--- THE REQUEST ---
Identify the lines that include the word "ideal", then copy all of them.

# START OF INPUT RECORDS

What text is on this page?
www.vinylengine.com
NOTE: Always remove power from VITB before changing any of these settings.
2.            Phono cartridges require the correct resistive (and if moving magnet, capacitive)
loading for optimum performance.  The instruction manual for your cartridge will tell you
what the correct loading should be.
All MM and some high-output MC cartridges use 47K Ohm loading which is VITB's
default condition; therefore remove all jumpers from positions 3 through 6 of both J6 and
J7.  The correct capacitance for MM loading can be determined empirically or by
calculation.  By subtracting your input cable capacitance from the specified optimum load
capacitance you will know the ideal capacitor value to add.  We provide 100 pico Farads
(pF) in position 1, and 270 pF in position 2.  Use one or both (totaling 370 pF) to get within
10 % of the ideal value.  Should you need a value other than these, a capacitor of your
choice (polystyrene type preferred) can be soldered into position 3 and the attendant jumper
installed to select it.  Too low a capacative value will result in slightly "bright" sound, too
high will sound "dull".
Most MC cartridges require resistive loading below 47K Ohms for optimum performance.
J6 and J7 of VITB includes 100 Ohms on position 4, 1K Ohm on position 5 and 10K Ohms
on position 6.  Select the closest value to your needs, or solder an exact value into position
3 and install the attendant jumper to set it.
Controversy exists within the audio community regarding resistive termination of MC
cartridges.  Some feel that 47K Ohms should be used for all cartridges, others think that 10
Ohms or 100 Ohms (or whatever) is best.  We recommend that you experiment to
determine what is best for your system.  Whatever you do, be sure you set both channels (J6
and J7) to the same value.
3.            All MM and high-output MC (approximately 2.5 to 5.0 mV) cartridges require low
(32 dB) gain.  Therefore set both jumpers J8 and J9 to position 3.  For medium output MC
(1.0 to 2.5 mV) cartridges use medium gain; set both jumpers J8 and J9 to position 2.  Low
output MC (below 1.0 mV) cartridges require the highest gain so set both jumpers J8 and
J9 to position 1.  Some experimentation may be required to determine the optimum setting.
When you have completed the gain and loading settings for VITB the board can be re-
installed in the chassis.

# END OF INPUT RECORDS

--- RESPONSE TO THIS EXERCISE ---
capacitance you will know the ideal capacitor value to add.  We provide 100 pico Farads
10 % of the ideal value.  Should you need a value other than these, a capacitor of your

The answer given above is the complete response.